### Given task 1
In the article about Scott Ritter's speech on Iraq, when and where is Bush expected to issue his ultimatum to the Iraqi leader?
### Given task 2
Resume the article about Ritter's speech on Iraq inspections, picking up right after its final sentence.

### Article
--- begin ---

In an interview after the speech, Ritter denied allegations that the Iraqis had interfered with the inspection process. (Read the interview)

U.S. President Bush is trying to garner international support for military action against Saddam, who he said harbors weapons of mass destruction and the intent to use them. (Full story)

Bush is expected to issue an ultimatum to the Iraqi leader -- either allow weapons inspectors unfettered access or face unspecified consequences -- during a speech Thursday to the U.N. General Assembly.

In his address Sunday, Ritter denied that Iraq possessed any weapons of mass destruction but acknowledged that concerns exist about the country's weapons programs.

"These concerns are almost exclusively technical in nature and do not overcome the reality that Iraq, during nearly seven years of continuous inspection activity by the United Nations, had been certified as being disarmed to a 90 [percent] to 95 percent level," he said.

He warned that if the United States unilaterally launches any military action against Iraq, it would "forever change the political dynamic which has governed the world since the end of the second World War, namely the foundation of international law as set forth in the United Nations charter, which calls for the peaceful resolution of problems between nations."

--- end ---

### Records provided
--- begin ---

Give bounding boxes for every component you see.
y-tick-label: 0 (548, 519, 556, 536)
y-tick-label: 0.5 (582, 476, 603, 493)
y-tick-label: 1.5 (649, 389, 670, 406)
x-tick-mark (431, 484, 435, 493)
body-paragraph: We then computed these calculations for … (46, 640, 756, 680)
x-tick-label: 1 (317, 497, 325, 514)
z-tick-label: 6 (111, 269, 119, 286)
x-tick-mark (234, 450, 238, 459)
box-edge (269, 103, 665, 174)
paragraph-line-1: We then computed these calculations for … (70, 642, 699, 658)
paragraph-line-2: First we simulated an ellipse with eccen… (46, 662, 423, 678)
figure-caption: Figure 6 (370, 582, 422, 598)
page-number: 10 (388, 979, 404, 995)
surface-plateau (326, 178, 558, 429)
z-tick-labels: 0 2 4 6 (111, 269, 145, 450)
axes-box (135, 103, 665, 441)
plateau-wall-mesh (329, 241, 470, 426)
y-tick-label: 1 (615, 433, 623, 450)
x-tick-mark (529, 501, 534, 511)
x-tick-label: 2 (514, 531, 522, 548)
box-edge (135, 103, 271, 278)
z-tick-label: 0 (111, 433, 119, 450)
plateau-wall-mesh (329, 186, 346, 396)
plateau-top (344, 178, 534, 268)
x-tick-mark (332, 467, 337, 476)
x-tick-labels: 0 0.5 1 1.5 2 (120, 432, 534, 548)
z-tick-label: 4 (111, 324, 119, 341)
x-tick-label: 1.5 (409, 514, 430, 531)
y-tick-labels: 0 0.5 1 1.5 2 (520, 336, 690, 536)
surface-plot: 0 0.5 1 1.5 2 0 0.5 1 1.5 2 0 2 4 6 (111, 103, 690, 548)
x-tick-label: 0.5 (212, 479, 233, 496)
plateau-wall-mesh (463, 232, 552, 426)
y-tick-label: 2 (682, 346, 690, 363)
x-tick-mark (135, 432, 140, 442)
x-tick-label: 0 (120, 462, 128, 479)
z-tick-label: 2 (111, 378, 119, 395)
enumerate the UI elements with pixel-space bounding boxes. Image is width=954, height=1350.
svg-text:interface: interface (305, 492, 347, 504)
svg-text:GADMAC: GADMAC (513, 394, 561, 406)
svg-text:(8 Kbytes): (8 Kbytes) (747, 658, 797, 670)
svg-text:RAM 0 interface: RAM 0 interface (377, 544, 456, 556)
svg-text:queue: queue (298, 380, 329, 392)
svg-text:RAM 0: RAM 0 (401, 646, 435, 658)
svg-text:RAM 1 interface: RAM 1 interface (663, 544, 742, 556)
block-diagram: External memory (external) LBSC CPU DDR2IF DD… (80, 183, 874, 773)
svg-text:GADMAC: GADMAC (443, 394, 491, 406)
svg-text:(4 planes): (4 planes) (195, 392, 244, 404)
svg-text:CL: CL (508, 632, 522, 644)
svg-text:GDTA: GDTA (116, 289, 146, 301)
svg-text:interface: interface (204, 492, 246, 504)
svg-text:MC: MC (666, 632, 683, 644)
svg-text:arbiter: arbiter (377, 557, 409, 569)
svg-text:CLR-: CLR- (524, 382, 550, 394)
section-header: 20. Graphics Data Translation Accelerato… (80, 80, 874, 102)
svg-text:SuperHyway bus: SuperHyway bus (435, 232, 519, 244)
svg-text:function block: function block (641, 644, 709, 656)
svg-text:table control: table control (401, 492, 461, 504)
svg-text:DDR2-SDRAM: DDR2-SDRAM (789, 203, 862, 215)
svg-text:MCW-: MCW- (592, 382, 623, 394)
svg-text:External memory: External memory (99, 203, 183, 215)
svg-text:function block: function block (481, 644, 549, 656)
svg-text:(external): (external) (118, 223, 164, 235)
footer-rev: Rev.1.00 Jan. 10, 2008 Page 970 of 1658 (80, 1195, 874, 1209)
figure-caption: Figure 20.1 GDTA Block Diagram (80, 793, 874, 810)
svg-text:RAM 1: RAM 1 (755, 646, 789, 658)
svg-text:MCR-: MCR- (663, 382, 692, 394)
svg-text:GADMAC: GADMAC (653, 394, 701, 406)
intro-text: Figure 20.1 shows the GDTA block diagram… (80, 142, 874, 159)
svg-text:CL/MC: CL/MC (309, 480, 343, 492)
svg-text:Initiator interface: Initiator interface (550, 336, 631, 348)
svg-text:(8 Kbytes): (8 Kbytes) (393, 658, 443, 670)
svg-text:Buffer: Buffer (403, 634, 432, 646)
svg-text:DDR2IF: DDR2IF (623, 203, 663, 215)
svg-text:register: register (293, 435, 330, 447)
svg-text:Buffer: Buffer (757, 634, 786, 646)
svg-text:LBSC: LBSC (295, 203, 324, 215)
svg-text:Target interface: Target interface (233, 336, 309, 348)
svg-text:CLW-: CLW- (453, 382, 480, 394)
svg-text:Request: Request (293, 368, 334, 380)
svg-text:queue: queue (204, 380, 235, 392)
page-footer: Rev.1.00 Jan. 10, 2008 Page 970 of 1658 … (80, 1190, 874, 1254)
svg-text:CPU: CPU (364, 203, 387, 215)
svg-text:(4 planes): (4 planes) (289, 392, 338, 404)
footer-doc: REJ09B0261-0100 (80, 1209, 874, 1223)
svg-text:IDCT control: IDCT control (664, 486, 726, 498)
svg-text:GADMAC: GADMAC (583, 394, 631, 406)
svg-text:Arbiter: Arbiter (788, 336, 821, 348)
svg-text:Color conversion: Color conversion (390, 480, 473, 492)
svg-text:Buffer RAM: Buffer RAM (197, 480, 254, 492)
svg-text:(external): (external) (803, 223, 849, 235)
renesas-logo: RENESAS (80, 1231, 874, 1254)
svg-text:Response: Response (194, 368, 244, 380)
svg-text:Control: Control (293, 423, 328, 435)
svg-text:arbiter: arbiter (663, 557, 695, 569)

--- end ---

### Output 1
During a speech Thursday to the U.N. General Assembly.

### Output 2
Ritter resigned as chief weapons inspector for the United Nations in August 1998, saying that the U.N. Security Council and U.S. government had fatally undermined his team's attempts to locate and eliminate Iraq's weapons of mass destruction.

He has said U.S. intelligence agents used the weapons inspectors as a cover for spying and destroyed the inspection teams' credibility.

Before his speech, Ritter said that the Bush administration was "using weapons inspections as an excuse" to go to war with Iraq.

"One of the problems with President Bush issuing that kind of ultimatum is that he has no credibility," Ritter said. "Members of his administration have said inspections don't matter.

"Members of his administration have said that, even if they get back in Iraq and succeed in disarming Iraq, that they're still going to seek regime removal."